══ DATA FOR THIS EXERCISE
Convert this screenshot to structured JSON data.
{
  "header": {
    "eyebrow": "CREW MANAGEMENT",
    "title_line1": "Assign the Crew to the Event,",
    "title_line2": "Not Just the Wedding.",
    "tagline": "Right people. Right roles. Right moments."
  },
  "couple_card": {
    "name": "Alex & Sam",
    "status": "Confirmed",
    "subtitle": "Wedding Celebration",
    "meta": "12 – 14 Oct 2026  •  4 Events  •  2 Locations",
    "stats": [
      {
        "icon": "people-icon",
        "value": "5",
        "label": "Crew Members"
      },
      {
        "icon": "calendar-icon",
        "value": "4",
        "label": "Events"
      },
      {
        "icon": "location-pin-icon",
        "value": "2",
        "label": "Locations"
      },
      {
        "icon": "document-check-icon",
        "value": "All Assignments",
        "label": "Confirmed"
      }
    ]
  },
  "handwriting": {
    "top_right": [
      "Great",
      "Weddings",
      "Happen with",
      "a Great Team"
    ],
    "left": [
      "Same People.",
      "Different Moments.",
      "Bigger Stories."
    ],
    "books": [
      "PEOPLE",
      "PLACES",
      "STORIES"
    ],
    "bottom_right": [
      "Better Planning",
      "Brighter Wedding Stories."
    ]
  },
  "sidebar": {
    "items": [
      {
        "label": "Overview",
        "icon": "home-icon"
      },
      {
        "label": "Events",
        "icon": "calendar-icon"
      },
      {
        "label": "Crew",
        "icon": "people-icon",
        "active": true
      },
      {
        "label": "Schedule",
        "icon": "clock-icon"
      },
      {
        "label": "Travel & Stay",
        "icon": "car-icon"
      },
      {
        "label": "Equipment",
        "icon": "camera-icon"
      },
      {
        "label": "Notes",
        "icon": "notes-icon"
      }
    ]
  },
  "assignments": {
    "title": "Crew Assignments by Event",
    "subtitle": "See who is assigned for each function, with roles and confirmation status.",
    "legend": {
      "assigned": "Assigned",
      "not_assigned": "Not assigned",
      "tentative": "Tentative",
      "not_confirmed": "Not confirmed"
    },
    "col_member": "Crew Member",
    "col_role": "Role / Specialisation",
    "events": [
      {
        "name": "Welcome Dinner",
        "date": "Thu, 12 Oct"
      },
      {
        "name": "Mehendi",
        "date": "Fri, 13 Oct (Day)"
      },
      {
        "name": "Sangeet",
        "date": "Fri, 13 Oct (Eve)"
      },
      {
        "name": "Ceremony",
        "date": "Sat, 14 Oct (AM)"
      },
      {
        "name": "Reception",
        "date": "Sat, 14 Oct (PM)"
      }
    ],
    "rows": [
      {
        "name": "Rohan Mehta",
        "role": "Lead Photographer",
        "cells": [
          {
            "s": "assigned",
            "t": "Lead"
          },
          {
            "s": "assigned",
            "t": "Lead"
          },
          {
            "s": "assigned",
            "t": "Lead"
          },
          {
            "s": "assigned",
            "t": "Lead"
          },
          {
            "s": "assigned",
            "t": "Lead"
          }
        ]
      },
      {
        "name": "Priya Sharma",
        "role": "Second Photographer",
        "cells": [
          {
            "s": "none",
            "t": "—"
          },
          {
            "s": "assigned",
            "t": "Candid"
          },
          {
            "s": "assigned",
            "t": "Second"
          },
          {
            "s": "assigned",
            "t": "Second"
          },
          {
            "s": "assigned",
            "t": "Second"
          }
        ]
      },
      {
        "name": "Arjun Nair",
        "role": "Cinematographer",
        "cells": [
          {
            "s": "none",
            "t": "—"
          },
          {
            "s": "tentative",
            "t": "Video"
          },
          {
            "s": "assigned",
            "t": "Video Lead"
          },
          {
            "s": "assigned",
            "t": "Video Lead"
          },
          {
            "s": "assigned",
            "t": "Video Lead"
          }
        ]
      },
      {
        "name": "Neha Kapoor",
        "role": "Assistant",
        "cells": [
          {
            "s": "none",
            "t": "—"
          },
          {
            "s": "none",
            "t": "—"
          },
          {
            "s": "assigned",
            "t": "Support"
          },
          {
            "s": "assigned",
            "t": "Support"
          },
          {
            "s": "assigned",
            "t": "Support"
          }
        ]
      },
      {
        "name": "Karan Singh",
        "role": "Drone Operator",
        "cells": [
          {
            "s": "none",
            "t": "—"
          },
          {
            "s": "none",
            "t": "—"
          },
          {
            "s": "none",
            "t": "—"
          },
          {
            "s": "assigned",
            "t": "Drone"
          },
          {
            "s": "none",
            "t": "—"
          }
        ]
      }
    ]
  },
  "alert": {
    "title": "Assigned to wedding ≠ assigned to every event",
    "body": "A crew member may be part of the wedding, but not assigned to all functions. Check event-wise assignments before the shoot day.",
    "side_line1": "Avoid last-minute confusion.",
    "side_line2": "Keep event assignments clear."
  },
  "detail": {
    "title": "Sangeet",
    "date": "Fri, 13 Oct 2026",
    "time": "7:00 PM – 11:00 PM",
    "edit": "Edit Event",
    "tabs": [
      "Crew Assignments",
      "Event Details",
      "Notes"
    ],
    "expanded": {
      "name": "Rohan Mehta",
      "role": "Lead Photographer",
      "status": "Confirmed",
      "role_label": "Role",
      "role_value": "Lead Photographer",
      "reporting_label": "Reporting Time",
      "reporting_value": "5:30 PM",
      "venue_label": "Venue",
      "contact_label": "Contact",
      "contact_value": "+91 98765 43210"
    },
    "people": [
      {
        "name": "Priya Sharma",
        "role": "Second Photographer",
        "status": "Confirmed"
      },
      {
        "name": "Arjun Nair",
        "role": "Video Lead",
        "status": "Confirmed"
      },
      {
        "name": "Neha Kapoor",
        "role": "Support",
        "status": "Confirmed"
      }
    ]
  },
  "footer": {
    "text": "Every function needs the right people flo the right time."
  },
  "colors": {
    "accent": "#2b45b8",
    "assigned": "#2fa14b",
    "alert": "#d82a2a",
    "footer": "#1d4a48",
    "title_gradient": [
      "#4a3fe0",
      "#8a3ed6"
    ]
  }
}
════
*DIRECTIONS*.
Repeat the records above exactly as they appear.

*CORRECT RESULT*.
Convert this screenshot to structured JSON data.
{
  "header": {
    "eyebrow": "CREW MANAGEMENT",
    "title_line1": "Assign the Crew to the Event,",
    "title_line2": "Not Just the Wedding.",
    "tagline": "Right people. Right roles. Right moments."
  },
  "couple_card": {
    "name": "Alex & Sam",
    "status": "Confirmed",
    "subtitle": "Wedding Celebration",
    "meta": "12 – 14 Oct 2026  •  4 Events  •  2 Locations",
    "stats": [
      {
        "icon": "people-icon",
        "value": "5",
        "label": "Crew Members"
      },
      {
        "icon": "calendar-icon",
        "value": "4",
        "label": "Events"
      },
      {
        "icon": "location-pin-icon",
        "value": "2",
        "label": "Locations"
      },
      {
        "icon": "document-check-icon",
        "value": "All Assignments",
        "label": "Confirmed"
      }
    ]
  },
  "handwriting": {
    "top_right": [
      "Great",
      "Weddings",
      "Happen with",
      "a Great Team"
    ],
    "left": [
      "Same People.",
      "Different Moments.",
      "Bigger Stories."
    ],
    "books": [
      "PEOPLE",
      "PLACES",
      "STORIES"
    ],
    "bottom_right": [
      "Better Planning",
      "Brighter Wedding Stories."
    ]
  },
  "sidebar": {
    "items": [
      {
        "label": "Overview",
        "icon": "home-icon"
      },
      {
        "label": "Events",
        "icon": "calendar-icon"
      },
      {
        "label": "Crew",
        "icon": "people-icon",
        "active": true
      },
      {
        "label": "Schedule",
        "icon": "clock-icon"
      },
      {
        "label": "Travel & Stay",
        "icon": "car-icon"
      },
      {
        "label": "Equipment",
        "icon": "camera-icon"
      },
      {
        "label": "Notes",
        "icon": "notes-icon"
      }
    ]
  },
  "assignments": {
    "title": "Crew Assignments by Event",
    "subtitle": "See who is assigned for each function, with roles and confirmation status.",
    "legend": {
      "assigned": "Assigned",
      "not_assigned": "Not assigned",
      "tentative": "Tentative",
      "not_confirmed": "Not confirmed"
    },
    "col_member": "Crew Member",
    "col_role": "Role / Specialisation",
    "events": [
      {
        "name": "Welcome Dinner",
        "date": "Thu, 12 Oct"
      },
      {
        "name": "Mehendi",
        "date": "Fri, 13 Oct (Day)"
      },
      {
        "name": "Sangeet",
        "date": "Fri, 13 Oct (Eve)"
      },
      {
        "name": "Ceremony",
        "date": "Sat, 14 Oct (AM)"
      },
      {
        "name": "Reception",
        "date": "Sat, 14 Oct (PM)"
      }
    ],
    "rows": [
      {
        "name": "Rohan Mehta",
        "role": "Lead Photographer",
        "cells": [
          {
            "s": "assigned",
            "t": "Lead"
          },
          {
            "s": "assigned",
            "t": "Lead"
          },
          {
            "s": "assigned",
            "t": "Lead"
          },
          {
            "s": "assigned",
            "t": "Lead"
          },
          {
            "s": "assigned",
            "t": "Lead"
          }
        ]
      },
      {
        "name": "Priya Sharma",
        "role": "Second Photographer",
        "cells": [
          {
            "s": "none",
            "t": "—"
          },
          {
            "s": "assigned",
            "t": "Candid"
          },
          {
            "s": "assigned",
            "t": "Second"
          },
          {
            "s": "assigned",
            "t": "Second"
          },
          {
            "s": "assigned",
            "t": "Second"
          }
        ]
      },
      {
        "name": "Arjun Nair",
        "role": "Cinematographer",
        "cells": [
          {
            "s": "none",
            "t": "—"
          },
          {
            "s": "tentative",
            "t": "Video"
          },
          {
            "s": "assigned",
            "t": "Video Lead"
          },
          {
            "s": "assigned",
            "t": "Video Lead"
          },
          {
            "s": "assigned",
            "t": "Video Lead"
          }
        ]
      },
      {
        "name": "Neha Kapoor",
        "role": "Assistant",
        "cells": [
          {
            "s": "none",
            "t": "—"
          },
          {
            "s": "none",
            "t": "—"
          },
          {
            "s": "assigned",
            "t": "Support"
          },
          {
            "s": "assigned",
            "t": "Support"
          },
          {
            "s": "assigned",
            "t": "Support"
          }
        ]
      },
      {
        "name": "Karan Singh",
        "role": "Drone Operator",
        "cells": [
          {
            "s": "none",
            "t": "—"
          },
          {
            "s": "none",
            "t": "—"
          },
          {
            "s": "none",
            "t": "—"
          },
          {
            "s": "assigned",
            "t": "Drone"
          },
          {
            "s": "none",
            "t": "—"
          }
        ]
      }
    ]
  },
  "alert": {
    "title": "Assigned to wedding ≠ assigned to every event",
    "body": "A crew member may be part of the wedding, but not assigned to all functions. Check event-wise assignments before the shoot day.",
    "side_line1": "Avoid last-minute confusion.",
    "side_line2": "Keep event assignments clear."
  },
  "detail": {
    "title": "Sangeet",
    "date": "Fri, 13 Oct 2026",
    "time": "7:00 PM – 11:00 PM",
    "edit": "Edit Event",
    "tabs": [
      "Crew Assignments",
      "Event Details",
      "Notes"
    ],
    "expanded": {
      "name": "Rohan Mehta",
      "role": "Lead Photographer",
      "status": "Confirmed",
      "role_label": "Role",
      "role_value": "Lead Photographer",
      "reporting_label": "Reporting Time",
      "reporting_value": "5:30 PM",
      "venue_label": "Venue",
      "contact_label": "Contact",
      "contact_value": "+91 98765 43210"
    },
    "people": [
      {
        "name": "Priya Sharma",
        "role": "Second Photographer",
        "status": "Confirmed"
      },
      {
        "name": "Arjun Nair",
        "role": "Video Lead",
        "status": "Confirmed"
      },
      {
        "name": "Neha Kapoor",
        "role": "Support",
        "status": "Confirmed"
      }
    ]
  },
  "footer": {
    "text": "Every function needs the right people flo the right time."
  },
  "colors": {
    "accent": "#2b45b8",
    "assigned": "#2fa14b",
    "alert": "#d82a2a",
    "footer": "#1d4a48",
    "title_gradient": [
      "#4a3fe0",
      "#8a3ed6"
    ]
  }
}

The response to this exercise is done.